## Stored entries
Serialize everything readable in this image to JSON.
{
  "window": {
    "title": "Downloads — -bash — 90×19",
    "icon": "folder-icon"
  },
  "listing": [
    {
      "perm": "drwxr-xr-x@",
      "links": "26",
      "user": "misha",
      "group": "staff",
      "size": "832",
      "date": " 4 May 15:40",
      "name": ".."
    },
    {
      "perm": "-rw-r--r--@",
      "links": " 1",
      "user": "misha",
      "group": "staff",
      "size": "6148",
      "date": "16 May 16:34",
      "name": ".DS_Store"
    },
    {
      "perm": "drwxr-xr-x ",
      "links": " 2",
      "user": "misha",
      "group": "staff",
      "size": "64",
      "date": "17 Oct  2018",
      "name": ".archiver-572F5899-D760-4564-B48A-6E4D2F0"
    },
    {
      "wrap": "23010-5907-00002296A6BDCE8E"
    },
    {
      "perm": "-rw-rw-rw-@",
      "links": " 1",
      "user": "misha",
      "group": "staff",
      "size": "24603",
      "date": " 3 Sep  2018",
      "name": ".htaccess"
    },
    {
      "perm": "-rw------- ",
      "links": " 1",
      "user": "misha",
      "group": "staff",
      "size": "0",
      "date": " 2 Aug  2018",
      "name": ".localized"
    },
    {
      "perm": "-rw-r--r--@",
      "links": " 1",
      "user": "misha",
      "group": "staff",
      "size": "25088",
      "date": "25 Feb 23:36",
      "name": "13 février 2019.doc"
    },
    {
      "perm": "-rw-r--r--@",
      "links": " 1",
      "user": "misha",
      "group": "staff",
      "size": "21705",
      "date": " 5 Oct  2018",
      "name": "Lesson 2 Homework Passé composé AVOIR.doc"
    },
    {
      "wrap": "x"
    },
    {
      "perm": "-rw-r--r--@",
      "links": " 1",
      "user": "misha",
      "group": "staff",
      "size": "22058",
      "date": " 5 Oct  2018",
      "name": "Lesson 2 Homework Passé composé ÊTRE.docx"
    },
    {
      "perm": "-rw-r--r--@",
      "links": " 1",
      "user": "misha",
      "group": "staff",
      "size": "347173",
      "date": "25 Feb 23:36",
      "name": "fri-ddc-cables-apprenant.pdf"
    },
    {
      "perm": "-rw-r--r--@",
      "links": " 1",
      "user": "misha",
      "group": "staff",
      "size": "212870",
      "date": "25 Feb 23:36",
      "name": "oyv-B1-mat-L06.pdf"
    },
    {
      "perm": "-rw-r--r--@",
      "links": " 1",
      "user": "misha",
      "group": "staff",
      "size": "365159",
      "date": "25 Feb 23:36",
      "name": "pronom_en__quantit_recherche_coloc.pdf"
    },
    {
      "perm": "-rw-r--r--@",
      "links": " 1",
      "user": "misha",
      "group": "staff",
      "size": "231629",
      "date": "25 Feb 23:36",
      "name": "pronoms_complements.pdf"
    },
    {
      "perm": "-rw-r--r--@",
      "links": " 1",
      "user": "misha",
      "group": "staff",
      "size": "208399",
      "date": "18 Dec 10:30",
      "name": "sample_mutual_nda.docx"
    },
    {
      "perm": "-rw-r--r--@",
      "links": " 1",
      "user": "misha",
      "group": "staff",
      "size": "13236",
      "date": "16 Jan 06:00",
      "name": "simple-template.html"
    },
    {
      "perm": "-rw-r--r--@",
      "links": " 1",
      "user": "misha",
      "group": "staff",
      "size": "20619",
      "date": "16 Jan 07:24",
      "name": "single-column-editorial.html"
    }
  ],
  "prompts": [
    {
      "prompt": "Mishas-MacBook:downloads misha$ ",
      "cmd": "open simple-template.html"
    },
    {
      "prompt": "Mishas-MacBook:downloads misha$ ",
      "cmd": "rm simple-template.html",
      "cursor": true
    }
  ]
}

## WHAT IS EXPECTED
Make a verbatim copy of every entry shown above.

## RESULT OF THE EXERCISE
Serialize everything readable in this image to JSON.
{
  "window": {
    "title": "Downloads — -bash — 90×19",
    "icon": "folder-icon"
  },
  "listing": [
    {
      "perm": "drwxr-xr-x@",
      "links": "26",
      "user": "misha",
      "group": "staff",
      "size": "832",
      "date": " 4 May 15:40",
      "name": ".."
    },
    {
      "perm": "-rw-r--r--@",
      "links": " 1",
      "user": "misha",
      "group": "staff",
      "size": "6148",
      "date": "16 May 16:34",
      "name": ".DS_Store"
    },
    {
      "perm": "drwxr-xr-x ",
      "links": " 2",
      "user": "misha",
      "group": "staff",
      "size": "64",
      "date": "17 Oct  2018",
      "name": ".archiver-572F5899-D760-4564-B48A-6E4D2F0"
    },
    {
      "wrap": "23010-5907-00002296A6BDCE8E"
    },
    {
      "perm": "-rw-rw-rw-@",
      "links": " 1",
      "user": "misha",
      "group": "staff",
      "size": "24603",
      "date": " 3 Sep  2018",
      "name": ".htaccess"
    },
    {
      "perm": "-rw------- ",
      "links": " 1",
      "user": "misha",
      "group": "staff",
      "size": "0",
      "date": " 2 Aug  2018",
      "name": ".localized"
    },
    {
      "perm": "-rw-r--r--@",
      "links": " 1",
      "user": "misha",
      "group": "staff",
      "size": "25088",
      "date": "25 Feb 23:36",
      "name": "13 février 2019.doc"
    },
    {
      "perm": "-rw-r--r--@",
      "links": " 1",
      "user": "misha",
      "group": "staff",
      "size": "21705",
      "date": " 5 Oct  2018",
      "name": "Lesson 2 Homework Passé composé AVOIR.doc"
    },
    {
      "wrap": "x"
    },
    {
      "perm": "-rw-r--r--@",
      "links": " 1",
      "user": "misha",
      "group": "staff",
      "size": "22058",
      "date": " 5 Oct  2018",
      "name": "Lesson 2 Homework Passé composé ÊTRE.docx"
    },
    {
      "perm": "-rw-r--r--@",
      "links": " 1",
      "user": "misha",
      "group": "staff",
      "size": "347173",
      "date": "25 Feb 23:36",
      "name": "fri-ddc-cables-apprenant.pdf"
    },
    {
      "perm": "-rw-r--r--@",
      "links": " 1",
      "user": "misha",
      "group": "staff",
      "size": "212870",
      "date": "25 Feb 23:36",
      "name": "oyv-B1-mat-L06.pdf"
    },
    {
      "perm": "-rw-r--r--@",
      "links": " 1",
      "user": "misha",
      "group": "staff",
      "size": "365159",
      "date": "25 Feb 23:36",
      "name": "pronom_en__quantit_recherche_coloc.pdf"
    },
    {
      "perm": "-rw-r--r--@",
      "links": " 1",
      "user": "misha",
      "group": "staff",
      "size": "231629",
      "date": "25 Feb 23:36",
      "name": "pronoms_complements.pdf"
    },
    {
      "perm": "-rw-r--r--@",
      "links": " 1",
      "user": "misha",
      "group": "staff",
      "size": "208399",
      "date": "18 Dec 10:30",
      "name": "sample_mutual_nda.docx"
    },
    {
      "perm": "-rw-r--r--@",
      "links": " 1",
      "user": "misha",
      "group": "staff",
      "size": "13236",
      "date": "16 Jan 06:00",
      "name": "simple-template.html"
    },
    {
      "perm": "-rw-r--r--@",
      "links": " 1",
      "user": "misha",
      "group": "staff",
      "size": "20619",
      "date": "16 Jan 07:24",
      "name": "single-column-editorial.html"
    }
  ],
  "prompts": [
    {
      "prompt": "Mishas-MacBook:downloads misha$ ",
      "cmd": "open simple-template.html"
    },
    {
      "prompt": "Mishas-MacBook:downloads misha$ ",
      "cmd": "rm simple-template.html",
      "cursor": true
    }
  ]
}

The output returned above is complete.